What you are asked to do:
Identify and copy all lines of the material where the string "sõidukit" is found.

Records provided:
┌──

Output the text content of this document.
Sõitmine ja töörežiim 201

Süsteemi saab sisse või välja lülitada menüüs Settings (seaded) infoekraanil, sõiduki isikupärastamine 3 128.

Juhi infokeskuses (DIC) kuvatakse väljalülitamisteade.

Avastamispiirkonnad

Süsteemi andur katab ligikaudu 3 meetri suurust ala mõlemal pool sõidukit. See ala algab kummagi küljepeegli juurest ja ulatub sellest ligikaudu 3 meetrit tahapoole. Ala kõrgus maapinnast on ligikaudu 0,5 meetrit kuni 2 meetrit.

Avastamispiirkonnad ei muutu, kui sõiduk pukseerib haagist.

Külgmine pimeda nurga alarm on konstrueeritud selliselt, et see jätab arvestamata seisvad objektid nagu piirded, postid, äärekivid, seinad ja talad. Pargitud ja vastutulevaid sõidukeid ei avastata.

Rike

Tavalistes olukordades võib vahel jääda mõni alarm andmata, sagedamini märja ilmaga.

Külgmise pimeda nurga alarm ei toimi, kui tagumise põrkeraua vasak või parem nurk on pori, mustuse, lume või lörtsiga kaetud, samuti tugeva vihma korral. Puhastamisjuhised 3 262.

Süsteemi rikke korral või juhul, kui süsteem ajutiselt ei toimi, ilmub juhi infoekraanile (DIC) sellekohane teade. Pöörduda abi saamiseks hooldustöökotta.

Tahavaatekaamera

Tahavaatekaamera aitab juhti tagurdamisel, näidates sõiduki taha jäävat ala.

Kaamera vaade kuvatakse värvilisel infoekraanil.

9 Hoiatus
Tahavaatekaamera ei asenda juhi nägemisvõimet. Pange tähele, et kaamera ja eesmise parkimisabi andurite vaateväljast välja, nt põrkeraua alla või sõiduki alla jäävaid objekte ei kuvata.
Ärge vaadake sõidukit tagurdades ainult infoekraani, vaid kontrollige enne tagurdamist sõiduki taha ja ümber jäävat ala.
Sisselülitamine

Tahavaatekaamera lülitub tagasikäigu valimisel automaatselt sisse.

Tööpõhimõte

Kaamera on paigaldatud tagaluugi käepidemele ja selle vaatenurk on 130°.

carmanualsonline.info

└──
┌──

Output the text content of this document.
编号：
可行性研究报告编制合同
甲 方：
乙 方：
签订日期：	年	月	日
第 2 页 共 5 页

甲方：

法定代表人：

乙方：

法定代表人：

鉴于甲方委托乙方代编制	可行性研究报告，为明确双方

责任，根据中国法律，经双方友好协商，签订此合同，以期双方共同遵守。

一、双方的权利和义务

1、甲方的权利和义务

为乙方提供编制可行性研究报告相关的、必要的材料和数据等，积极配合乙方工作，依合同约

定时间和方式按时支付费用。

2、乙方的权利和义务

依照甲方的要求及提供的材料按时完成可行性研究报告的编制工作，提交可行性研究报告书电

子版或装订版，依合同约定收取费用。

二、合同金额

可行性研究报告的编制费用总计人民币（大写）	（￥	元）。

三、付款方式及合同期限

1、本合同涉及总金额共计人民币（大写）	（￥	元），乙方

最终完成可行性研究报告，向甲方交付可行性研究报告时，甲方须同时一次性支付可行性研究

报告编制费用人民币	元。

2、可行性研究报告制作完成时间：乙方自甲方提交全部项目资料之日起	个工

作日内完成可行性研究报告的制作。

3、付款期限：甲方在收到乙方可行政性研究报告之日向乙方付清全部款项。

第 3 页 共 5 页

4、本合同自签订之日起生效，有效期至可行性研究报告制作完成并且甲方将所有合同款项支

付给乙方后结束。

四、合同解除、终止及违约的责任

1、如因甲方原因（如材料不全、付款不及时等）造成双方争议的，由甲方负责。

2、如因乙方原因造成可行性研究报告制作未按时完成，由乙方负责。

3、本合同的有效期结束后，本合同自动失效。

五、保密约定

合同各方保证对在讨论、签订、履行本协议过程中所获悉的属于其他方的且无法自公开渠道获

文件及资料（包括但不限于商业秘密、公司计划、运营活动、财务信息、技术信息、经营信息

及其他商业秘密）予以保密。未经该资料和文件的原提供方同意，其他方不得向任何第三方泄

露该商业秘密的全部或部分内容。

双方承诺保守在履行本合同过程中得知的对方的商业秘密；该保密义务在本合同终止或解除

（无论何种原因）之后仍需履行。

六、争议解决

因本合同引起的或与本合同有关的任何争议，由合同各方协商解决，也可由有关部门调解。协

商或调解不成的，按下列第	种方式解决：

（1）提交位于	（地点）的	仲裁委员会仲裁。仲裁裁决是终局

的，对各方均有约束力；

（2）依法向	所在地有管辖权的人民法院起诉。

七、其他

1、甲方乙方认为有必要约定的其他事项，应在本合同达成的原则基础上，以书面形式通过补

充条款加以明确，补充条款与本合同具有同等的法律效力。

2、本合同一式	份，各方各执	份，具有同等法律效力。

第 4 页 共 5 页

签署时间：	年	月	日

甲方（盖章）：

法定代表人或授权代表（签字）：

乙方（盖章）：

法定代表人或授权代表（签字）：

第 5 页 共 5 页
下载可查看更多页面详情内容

└──

Result for this task:
Süsteemi andur katab ligikaudu 3 meetri suurust ala mõlemal pool sõidukit. See ala algab kummagi küljepeegli juurest ja ulatub sellest ligikaudu 3 meetrit tahapoole. Ala kõrgus maapinnast on ligikaudu 0,5 meetrit kuni 2 meetrit.
Ärge vaadake sõidukit tagurdades ainult infoekraani, vaid kontrollige enne tagurdamist sõiduki taha ja ümber jäävat ala.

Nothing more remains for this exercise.